_Goal of the exercise_. Look through the material below for "mnemonic". Copy every line that contains it.

_Available records_.
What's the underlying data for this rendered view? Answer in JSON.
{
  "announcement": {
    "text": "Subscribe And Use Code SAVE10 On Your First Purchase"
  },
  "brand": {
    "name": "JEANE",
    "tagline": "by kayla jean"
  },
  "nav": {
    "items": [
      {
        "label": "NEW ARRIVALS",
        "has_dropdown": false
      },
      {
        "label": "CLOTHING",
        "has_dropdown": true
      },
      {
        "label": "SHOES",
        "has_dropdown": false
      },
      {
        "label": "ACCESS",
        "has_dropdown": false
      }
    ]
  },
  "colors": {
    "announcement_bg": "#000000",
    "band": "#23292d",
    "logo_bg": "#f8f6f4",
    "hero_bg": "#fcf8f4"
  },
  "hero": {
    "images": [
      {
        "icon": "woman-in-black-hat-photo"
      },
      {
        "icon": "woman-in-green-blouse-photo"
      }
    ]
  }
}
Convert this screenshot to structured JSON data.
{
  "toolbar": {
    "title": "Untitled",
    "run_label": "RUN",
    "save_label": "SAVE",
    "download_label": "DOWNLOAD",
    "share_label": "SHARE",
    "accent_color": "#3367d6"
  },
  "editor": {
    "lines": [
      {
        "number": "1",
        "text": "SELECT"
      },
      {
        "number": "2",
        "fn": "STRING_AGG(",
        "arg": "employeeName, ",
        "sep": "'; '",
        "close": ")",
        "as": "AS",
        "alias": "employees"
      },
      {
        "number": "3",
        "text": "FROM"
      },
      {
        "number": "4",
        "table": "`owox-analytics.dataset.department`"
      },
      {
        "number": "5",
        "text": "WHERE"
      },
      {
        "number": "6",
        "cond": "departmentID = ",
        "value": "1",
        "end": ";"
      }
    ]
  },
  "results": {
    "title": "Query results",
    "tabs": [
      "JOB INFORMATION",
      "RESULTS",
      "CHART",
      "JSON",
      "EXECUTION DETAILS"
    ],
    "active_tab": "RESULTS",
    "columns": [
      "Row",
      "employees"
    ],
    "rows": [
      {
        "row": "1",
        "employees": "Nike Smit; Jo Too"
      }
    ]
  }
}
* * *
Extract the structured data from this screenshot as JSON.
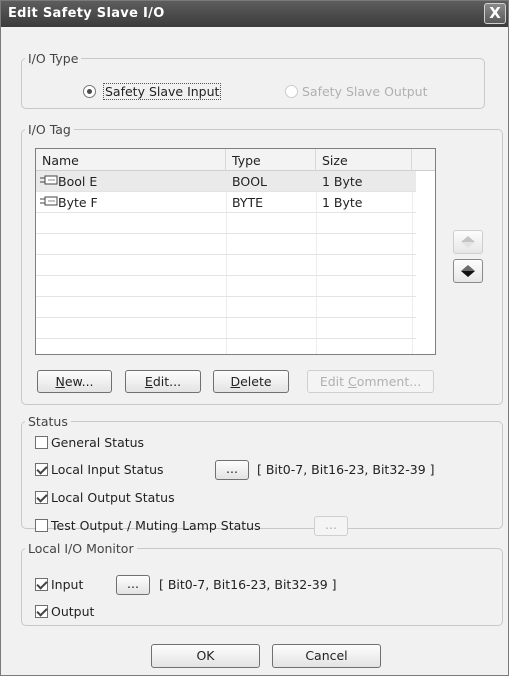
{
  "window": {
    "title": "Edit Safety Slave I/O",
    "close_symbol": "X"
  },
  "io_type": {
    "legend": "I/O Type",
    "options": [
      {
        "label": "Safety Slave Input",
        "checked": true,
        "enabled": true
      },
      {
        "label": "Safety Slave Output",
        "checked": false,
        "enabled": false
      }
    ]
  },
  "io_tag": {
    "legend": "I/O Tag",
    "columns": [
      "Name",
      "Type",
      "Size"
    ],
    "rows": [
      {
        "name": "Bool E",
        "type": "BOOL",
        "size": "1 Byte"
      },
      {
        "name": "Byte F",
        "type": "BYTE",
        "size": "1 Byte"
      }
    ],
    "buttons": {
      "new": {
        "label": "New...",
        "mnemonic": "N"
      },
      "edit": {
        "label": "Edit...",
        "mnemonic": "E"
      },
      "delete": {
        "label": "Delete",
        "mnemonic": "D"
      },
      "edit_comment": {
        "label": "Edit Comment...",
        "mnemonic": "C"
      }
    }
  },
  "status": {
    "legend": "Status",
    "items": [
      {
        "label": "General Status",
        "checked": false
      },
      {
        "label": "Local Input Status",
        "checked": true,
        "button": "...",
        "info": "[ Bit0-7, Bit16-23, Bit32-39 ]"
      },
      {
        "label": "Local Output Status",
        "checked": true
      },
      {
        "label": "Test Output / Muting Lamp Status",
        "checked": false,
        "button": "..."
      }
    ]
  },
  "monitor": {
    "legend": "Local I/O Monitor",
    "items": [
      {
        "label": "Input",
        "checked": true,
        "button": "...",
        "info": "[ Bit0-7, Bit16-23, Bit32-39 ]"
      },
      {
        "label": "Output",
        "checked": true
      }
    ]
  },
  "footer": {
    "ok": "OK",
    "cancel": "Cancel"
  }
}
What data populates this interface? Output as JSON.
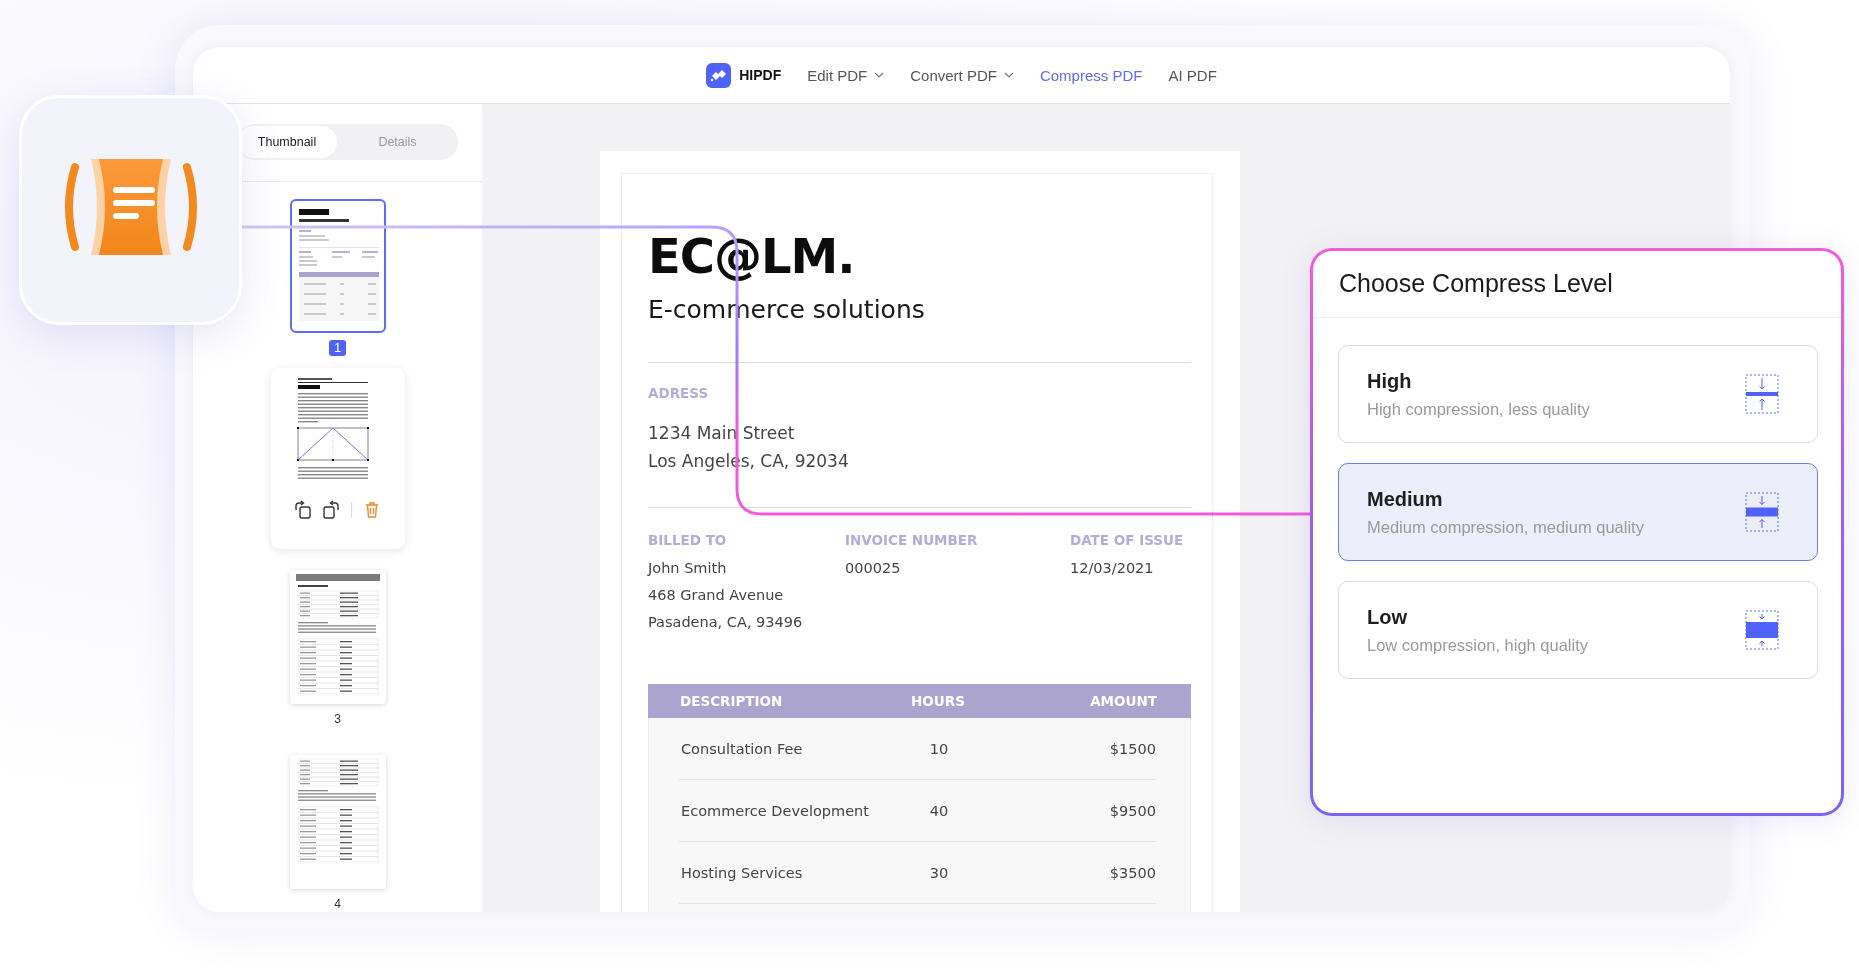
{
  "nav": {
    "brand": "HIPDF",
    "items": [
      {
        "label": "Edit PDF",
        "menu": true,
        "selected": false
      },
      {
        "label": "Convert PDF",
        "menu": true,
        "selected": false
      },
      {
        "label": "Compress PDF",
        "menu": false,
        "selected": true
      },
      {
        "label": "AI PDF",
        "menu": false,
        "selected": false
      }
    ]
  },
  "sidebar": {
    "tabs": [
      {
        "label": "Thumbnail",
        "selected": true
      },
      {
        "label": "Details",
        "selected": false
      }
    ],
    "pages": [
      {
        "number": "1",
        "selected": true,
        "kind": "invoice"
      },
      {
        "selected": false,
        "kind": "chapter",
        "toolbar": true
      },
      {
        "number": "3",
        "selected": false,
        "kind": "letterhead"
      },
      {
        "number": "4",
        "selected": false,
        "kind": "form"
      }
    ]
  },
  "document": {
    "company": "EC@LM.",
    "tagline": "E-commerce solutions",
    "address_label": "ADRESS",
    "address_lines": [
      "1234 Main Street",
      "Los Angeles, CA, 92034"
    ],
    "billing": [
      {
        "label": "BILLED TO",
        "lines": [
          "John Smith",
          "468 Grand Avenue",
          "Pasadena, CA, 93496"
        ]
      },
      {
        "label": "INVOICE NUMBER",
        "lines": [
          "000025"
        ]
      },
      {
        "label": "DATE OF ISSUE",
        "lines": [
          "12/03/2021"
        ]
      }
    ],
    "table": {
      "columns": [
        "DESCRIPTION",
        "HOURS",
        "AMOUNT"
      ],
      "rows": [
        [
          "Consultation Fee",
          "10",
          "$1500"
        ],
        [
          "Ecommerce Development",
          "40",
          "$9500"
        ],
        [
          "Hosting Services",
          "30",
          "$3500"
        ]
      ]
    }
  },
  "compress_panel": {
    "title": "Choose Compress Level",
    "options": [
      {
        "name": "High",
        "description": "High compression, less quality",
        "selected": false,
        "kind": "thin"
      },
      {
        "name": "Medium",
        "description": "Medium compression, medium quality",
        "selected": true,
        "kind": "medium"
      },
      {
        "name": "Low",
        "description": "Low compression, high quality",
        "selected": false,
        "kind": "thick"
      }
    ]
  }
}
==
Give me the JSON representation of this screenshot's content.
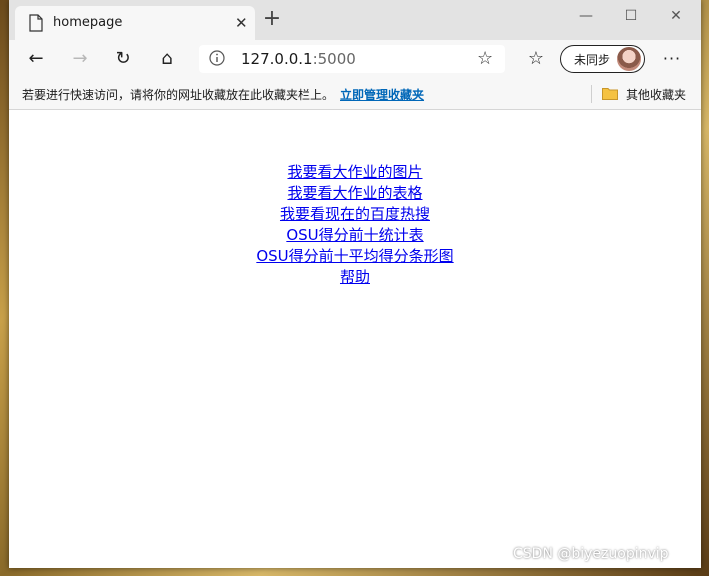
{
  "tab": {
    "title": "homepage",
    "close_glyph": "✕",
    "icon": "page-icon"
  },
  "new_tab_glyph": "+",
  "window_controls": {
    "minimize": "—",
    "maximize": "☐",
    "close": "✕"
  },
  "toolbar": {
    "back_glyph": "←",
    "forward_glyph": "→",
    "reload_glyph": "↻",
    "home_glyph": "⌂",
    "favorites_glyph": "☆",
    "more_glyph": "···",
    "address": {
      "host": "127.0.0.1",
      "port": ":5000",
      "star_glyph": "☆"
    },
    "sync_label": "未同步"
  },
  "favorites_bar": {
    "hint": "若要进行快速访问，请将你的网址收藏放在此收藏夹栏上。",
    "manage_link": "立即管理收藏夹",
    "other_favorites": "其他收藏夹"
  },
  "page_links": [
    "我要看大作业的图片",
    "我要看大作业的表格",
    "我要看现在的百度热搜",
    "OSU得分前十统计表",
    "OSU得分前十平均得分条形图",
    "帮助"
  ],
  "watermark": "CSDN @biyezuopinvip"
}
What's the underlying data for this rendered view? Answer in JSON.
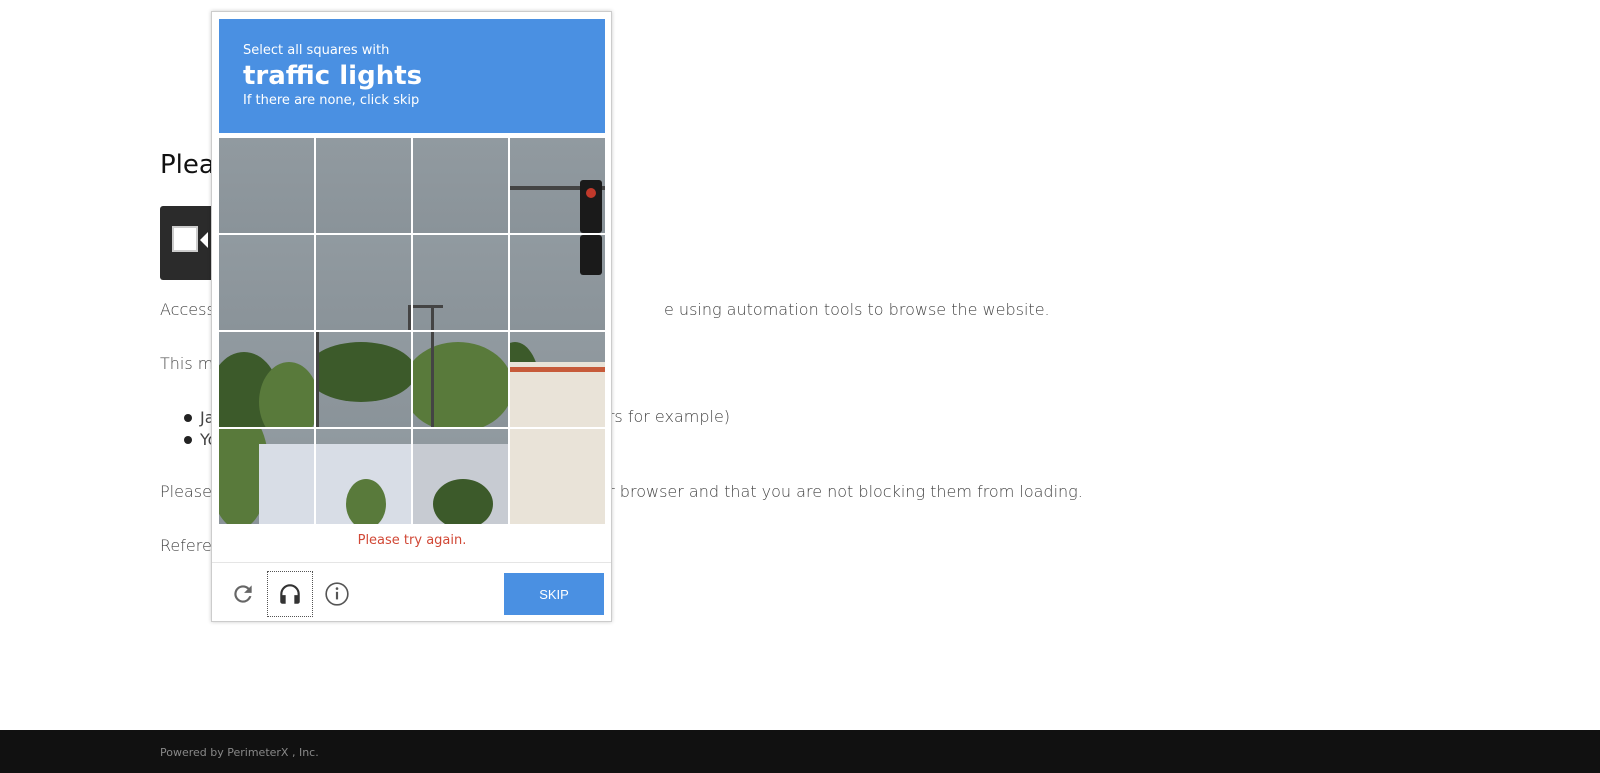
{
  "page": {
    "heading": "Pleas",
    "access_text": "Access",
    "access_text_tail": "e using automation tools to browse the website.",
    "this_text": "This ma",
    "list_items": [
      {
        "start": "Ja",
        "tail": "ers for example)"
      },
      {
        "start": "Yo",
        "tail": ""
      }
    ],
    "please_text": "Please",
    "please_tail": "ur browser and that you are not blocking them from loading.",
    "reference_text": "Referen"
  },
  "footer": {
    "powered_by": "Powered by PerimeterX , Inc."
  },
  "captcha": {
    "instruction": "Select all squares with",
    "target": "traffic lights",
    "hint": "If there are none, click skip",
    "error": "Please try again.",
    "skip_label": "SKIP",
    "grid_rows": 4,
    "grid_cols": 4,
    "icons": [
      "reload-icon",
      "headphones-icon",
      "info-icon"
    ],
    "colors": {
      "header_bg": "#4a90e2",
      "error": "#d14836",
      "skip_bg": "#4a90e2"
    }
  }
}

_Complete response_.
        "mnemonic": "N"
        "mnemonic": "E"
        "mnemonic": "D"
        "mnemonic": "C"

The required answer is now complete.